What is asked: Retype each line exactly. Skip images.

[Some records]
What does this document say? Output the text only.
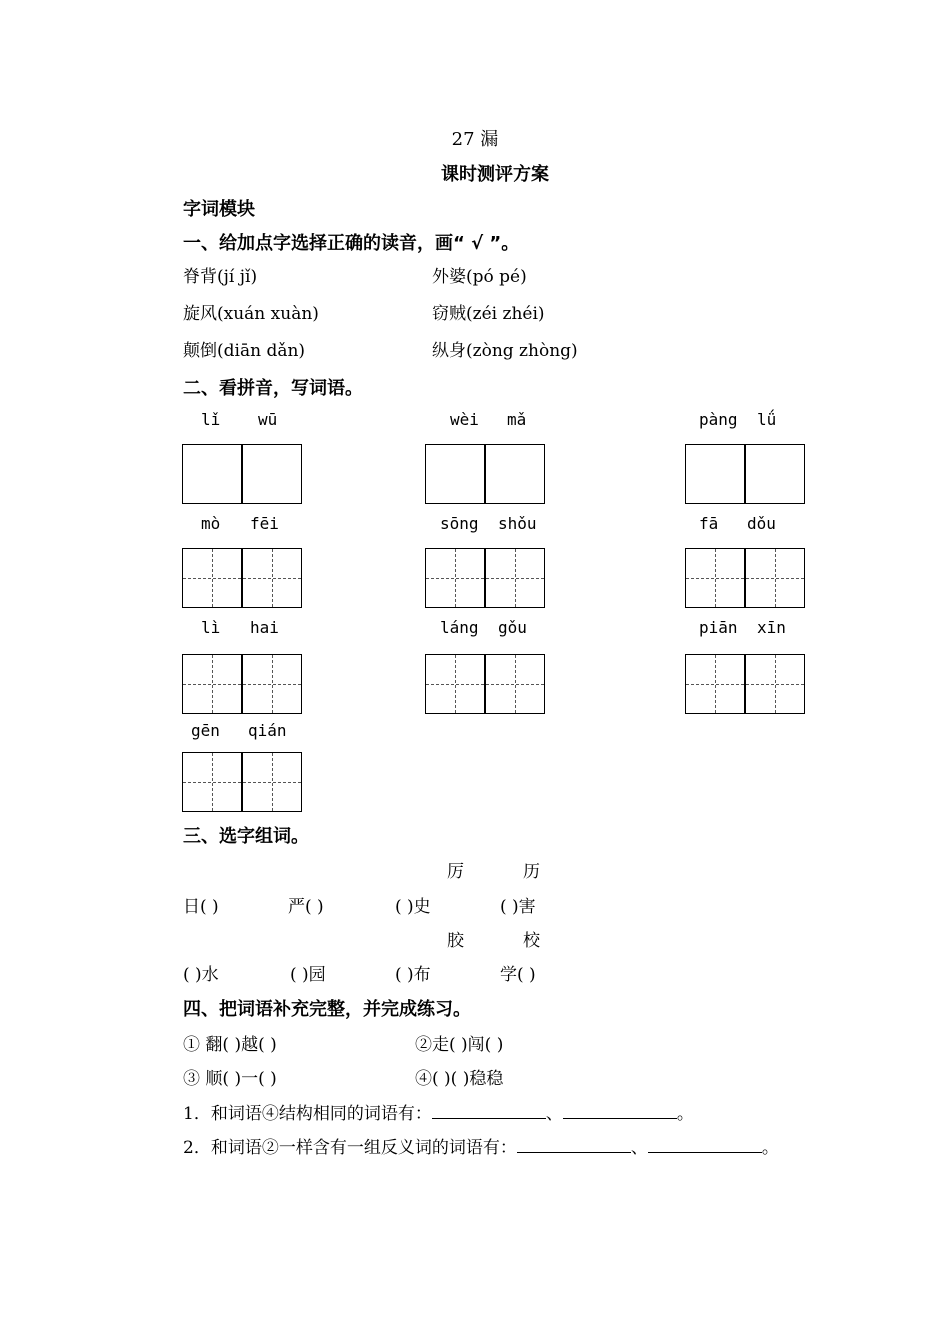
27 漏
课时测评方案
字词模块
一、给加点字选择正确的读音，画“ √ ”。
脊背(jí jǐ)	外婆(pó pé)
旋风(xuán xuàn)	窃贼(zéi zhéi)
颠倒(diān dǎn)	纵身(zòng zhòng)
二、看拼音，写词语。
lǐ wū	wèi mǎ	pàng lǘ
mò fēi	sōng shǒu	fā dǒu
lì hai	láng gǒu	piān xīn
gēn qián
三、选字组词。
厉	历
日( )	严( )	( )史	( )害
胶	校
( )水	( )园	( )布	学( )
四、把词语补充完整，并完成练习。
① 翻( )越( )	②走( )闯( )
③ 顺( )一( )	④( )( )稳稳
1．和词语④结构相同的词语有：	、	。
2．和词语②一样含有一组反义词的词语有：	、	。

Task response:
What does this document say? Output the text only.
27 漏
课时测评方案
字词模块
一、给加点字选择正确的读音，画“ √ ”。
脊背(jí jǐ)	外婆(pó pé)
旋风(xuán xuàn)	窃贼(zéi zhéi)
颠倒(diān dǎn)	纵身(zòng zhòng)
二、看拼音，写词语。
lǐ wū	wèi mǎ	pàng lǘ
mò fēi	sōng shǒu	fā dǒu
lì hai	láng gǒu	piān xīn
gēn qián
三、选字组词。
厉	历
日( )	严( )	( )史	( )害
胶	校
( )水	( )园	( )布	学( )
四、把词语补充完整，并完成练习。
① 翻( )越( )	②走( )闯( )
③ 顺( )一( )	④( )( )稳稳
1．和词语④结构相同的词语有：	、	。
2．和词语②一样含有一组反义词的词语有：	、	。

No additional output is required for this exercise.